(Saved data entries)
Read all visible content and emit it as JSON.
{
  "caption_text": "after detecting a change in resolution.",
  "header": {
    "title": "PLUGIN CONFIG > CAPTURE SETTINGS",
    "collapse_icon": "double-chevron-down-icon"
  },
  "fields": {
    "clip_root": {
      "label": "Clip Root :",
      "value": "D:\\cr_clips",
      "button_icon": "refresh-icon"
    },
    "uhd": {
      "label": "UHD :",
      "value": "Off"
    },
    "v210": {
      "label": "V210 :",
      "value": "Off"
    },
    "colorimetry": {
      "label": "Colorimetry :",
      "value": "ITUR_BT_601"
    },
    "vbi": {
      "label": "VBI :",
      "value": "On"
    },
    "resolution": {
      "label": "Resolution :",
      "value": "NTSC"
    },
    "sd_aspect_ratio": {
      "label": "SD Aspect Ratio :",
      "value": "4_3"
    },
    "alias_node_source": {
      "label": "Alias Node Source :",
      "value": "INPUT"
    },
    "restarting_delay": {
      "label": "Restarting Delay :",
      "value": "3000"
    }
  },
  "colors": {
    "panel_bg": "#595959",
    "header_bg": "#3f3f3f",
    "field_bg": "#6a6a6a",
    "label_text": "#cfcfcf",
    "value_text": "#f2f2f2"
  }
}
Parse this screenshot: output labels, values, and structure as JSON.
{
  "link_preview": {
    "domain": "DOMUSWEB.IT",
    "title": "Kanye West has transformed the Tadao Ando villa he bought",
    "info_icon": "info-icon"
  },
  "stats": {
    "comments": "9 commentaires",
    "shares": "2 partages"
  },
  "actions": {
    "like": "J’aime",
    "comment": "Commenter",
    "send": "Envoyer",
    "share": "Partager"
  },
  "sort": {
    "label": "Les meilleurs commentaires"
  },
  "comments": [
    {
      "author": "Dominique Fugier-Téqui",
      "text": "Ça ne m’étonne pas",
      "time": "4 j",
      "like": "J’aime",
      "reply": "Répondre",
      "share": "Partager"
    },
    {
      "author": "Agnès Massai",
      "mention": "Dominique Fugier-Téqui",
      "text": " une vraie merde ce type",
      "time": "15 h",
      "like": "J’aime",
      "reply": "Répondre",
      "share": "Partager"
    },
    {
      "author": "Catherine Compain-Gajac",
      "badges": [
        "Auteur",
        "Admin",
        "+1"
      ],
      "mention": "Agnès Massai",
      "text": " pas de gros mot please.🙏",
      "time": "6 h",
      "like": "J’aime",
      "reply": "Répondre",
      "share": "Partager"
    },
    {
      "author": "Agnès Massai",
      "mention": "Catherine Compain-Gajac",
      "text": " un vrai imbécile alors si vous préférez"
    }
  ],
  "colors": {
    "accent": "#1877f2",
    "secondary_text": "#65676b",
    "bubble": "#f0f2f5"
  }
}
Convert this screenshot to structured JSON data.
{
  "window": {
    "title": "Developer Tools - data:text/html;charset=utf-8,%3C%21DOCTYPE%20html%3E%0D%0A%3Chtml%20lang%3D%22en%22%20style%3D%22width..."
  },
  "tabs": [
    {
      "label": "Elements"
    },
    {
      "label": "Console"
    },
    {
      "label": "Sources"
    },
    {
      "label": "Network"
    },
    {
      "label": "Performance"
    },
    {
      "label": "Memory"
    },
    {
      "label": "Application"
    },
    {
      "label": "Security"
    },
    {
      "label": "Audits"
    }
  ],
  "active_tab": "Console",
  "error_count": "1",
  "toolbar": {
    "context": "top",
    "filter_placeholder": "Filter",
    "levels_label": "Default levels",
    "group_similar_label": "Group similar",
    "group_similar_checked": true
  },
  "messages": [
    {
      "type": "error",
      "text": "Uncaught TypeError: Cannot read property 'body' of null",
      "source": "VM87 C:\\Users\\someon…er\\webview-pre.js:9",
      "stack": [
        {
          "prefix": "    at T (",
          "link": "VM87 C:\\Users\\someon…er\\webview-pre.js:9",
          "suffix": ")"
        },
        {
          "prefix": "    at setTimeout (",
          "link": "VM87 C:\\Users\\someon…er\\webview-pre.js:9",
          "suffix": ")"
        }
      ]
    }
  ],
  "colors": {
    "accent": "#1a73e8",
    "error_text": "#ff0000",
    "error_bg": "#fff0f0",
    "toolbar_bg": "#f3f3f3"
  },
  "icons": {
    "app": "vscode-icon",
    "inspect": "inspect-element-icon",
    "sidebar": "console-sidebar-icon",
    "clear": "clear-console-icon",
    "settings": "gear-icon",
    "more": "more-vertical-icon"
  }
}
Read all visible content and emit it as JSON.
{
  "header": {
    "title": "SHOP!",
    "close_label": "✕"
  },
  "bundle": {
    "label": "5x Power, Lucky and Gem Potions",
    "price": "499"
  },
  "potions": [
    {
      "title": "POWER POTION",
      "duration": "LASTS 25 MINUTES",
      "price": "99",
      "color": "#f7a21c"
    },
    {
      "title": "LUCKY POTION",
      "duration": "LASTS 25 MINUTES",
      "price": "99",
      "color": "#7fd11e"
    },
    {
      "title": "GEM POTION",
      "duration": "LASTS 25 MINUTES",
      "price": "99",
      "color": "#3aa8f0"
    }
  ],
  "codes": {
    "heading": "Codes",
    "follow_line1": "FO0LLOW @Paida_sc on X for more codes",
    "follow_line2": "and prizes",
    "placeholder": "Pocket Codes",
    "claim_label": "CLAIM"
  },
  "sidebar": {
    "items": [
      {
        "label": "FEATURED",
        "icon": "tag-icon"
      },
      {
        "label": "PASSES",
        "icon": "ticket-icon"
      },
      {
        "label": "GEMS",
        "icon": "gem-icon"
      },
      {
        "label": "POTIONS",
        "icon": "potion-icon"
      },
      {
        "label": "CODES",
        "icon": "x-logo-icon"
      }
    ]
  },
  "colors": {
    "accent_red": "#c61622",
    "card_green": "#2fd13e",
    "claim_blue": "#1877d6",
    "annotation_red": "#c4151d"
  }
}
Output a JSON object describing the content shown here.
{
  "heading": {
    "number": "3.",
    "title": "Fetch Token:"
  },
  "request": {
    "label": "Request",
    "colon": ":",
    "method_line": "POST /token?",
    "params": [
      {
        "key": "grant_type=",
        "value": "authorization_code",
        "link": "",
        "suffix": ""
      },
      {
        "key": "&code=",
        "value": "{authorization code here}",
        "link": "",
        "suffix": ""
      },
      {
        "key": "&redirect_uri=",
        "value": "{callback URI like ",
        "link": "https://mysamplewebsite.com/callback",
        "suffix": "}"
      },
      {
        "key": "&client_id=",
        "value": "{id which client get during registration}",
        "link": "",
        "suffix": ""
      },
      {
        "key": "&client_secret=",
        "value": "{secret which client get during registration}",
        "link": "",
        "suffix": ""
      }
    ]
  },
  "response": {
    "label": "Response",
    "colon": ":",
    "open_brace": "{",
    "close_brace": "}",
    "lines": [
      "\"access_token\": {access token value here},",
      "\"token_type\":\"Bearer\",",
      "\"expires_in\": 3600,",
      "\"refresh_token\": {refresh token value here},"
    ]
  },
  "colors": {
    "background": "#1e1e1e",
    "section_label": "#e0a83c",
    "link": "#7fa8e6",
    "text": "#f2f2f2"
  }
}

EXERCISE REQUIREMENTS >>
Quote all the records exactly, please, leaving none out.

REPLY >>
Read all visible content and emit it as JSON.
{
  "caption_text": "after detecting a change in resolution.",
  "header": {
    "title": "PLUGIN CONFIG > CAPTURE SETTINGS",
    "collapse_icon": "double-chevron-down-icon"
  },
  "fields": {
    "clip_root": {
      "label": "Clip Root :",
      "value": "D:\\cr_clips",
      "button_icon": "refresh-icon"
    },
    "uhd": {
      "label": "UHD :",
      "value": "Off"
    },
    "v210": {
      "label": "V210 :",
      "value": "Off"
    },
    "colorimetry": {
      "label": "Colorimetry :",
      "value": "ITUR_BT_601"
    },
    "vbi": {
      "label": "VBI :",
      "value": "On"
    },
    "resolution": {
      "label": "Resolution :",
      "value": "NTSC"
    },
    "sd_aspect_ratio": {
      "label": "SD Aspect Ratio :",
      "value": "4_3"
    },
    "alias_node_source": {
      "label": "Alias Node Source :",
      "value": "INPUT"
    },
    "restarting_delay": {
      "label": "Restarting Delay :",
      "value": "3000"
    }
  },
  "colors": {
    "panel_bg": "#595959",
    "header_bg": "#3f3f3f",
    "field_bg": "#6a6a6a",
    "label_text": "#cfcfcf",
    "value_text": "#f2f2f2"
  }
}
Parse this screenshot: output labels, values, and structure as JSON.
{
  "link_preview": {
    "domain": "DOMUSWEB.IT",
    "title": "Kanye West has transformed the Tadao Ando villa he bought",
    "info_icon": "info-icon"
  },
  "stats": {
    "comments": "9 commentaires",
    "shares": "2 partages"
  },
  "actions": {
    "like": "J’aime",
    "comment": "Commenter",
    "send": "Envoyer",
    "share": "Partager"
  },
  "sort": {
    "label": "Les meilleurs commentaires"
  },
  "comments": [
    {
      "author": "Dominique Fugier-Téqui",
      "text": "Ça ne m’étonne pas",
      "time": "4 j",
      "like": "J’aime",
      "reply": "Répondre",
      "share": "Partager"
    },
    {
      "author": "Agnès Massai",
      "mention": "Dominique Fugier-Téqui",
      "text": " une vraie merde ce type",
      "time": "15 h",
      "like": "J’aime",
      "reply": "Répondre",
      "share": "Partager"
    },
    {
      "author": "Catherine Compain-Gajac",
      "badges": [
        "Auteur",
        "Admin",
        "+1"
      ],
      "mention": "Agnès Massai",
      "text": " pas de gros mot please.🙏",
      "time": "6 h",
      "like": "J’aime",
      "reply": "Répondre",
      "share": "Partager"
    },
    {
      "author": "Agnès Massai",
      "mention": "Catherine Compain-Gajac",
      "text": " un vrai imbécile alors si vous préférez"
    }
  ],
  "colors": {
    "accent": "#1877f2",
    "secondary_text": "#65676b",
    "bubble": "#f0f2f5"
  }
}
Convert this screenshot to structured JSON data.
{
  "window": {
    "title": "Developer Tools - data:text/html;charset=utf-8,%3C%21DOCTYPE%20html%3E%0D%0A%3Chtml%20lang%3D%22en%22%20style%3D%22width..."
  },
  "tabs": [
    {
      "label": "Elements"
    },
    {
      "label": "Console"
    },
    {
      "label": "Sources"
    },
    {
      "label": "Network"
    },
    {
      "label": "Performance"
    },
    {
      "label": "Memory"
    },
    {
      "label": "Application"
    },
    {
      "label": "Security"
    },
    {
      "label": "Audits"
    }
  ],
  "active_tab": "Console",
  "error_count": "1",
  "toolbar": {
    "context": "top",
    "filter_placeholder": "Filter",
    "levels_label": "Default levels",
    "group_similar_label": "Group similar",
    "group_similar_checked": true
  },
  "messages": [
    {
      "type": "error",
      "text": "Uncaught TypeError: Cannot read property 'body' of null",
      "source": "VM87 C:\\Users\\someon…er\\webview-pre.js:9",
      "stack": [
        {
          "prefix": "    at T (",
          "link": "VM87 C:\\Users\\someon…er\\webview-pre.js:9",
          "suffix": ")"
        },
        {
          "prefix": "    at setTimeout (",
          "link": "VM87 C:\\Users\\someon…er\\webview-pre.js:9",
          "suffix": ")"
        }
      ]
    }
  ],
  "colors": {
    "accent": "#1a73e8",
    "error_text": "#ff0000",
    "error_bg": "#fff0f0",
    "toolbar_bg": "#f3f3f3"
  },
  "icons": {
    "app": "vscode-icon",
    "inspect": "inspect-element-icon",
    "sidebar": "console-sidebar-icon",
    "clear": "clear-console-icon",
    "settings": "gear-icon",
    "more": "more-vertical-icon"
  }
}
Read all visible content and emit it as JSON.
{
  "header": {
    "title": "SHOP!",
    "close_label": "✕"
  },
  "bundle": {
    "label": "5x Power, Lucky and Gem Potions",
    "price": "499"
  },
  "potions": [
    {
      "title": "POWER POTION",
      "duration": "LASTS 25 MINUTES",
      "price": "99",
      "color": "#f7a21c"
    },
    {
      "title": "LUCKY POTION",
      "duration": "LASTS 25 MINUTES",
      "price": "99",
      "color": "#7fd11e"
    },
    {
      "title": "GEM POTION",
      "duration": "LASTS 25 MINUTES",
      "price": "99",
      "color": "#3aa8f0"
    }
  ],
  "codes": {
    "heading": "Codes",
    "follow_line1": "FO0LLOW @Paida_sc on X for more codes",
    "follow_line2": "and prizes",
    "placeholder": "Pocket Codes",
    "claim_label": "CLAIM"
  },
  "sidebar": {
    "items": [
      {
        "label": "FEATURED",
        "icon": "tag-icon"
      },
      {
        "label": "PASSES",
        "icon": "ticket-icon"
      },
      {
        "label": "GEMS",
        "icon": "gem-icon"
      },
      {
        "label": "POTIONS",
        "icon": "potion-icon"
      },
      {
        "label": "CODES",
        "icon": "x-logo-icon"
      }
    ]
  },
  "colors": {
    "accent_red": "#c61622",
    "card_green": "#2fd13e",
    "claim_blue": "#1877d6",
    "annotation_red": "#c4151d"
  }
}
Output a JSON object describing the content shown here.
{
  "heading": {
    "number": "3.",
    "title": "Fetch Token:"
  },
  "request": {
    "label": "Request",
    "colon": ":",
    "method_line": "POST /token?",
    "params": [
      {
        "key": "grant_type=",
        "value": "authorization_code",
        "link": "",
        "suffix": ""
      },
      {
        "key": "&code=",
        "value": "{authorization code here}",
        "link": "",
        "suffix": ""
      },
      {
        "key": "&redirect_uri=",
        "value": "{callback URI like ",
        "link": "https://mysamplewebsite.com/callback",
        "suffix": "}"
      },
      {
        "key": "&client_id=",
        "value": "{id which client get during registration}",
        "link": "",
        "suffix": ""
      },
      {
        "key": "&client_secret=",
        "value": "{secret which client get during registration}",
        "link": "",
        "suffix": ""
      }
    ]
  },
  "response": {
    "label": "Response",
    "colon": ":",
    "open_brace": "{",
    "close_brace": "}",
    "lines": [
      "\"access_token\": {access token value here},",
      "\"token_type\":\"Bearer\",",
      "\"expires_in\": 3600,",
      "\"refresh_token\": {refresh token value here},"
    ]
  },
  "colors": {
    "background": "#1e1e1e",
    "section_label": "#e0a83c",
    "link": "#7fa8e6",
    "text": "#f2f2f2"
  }
}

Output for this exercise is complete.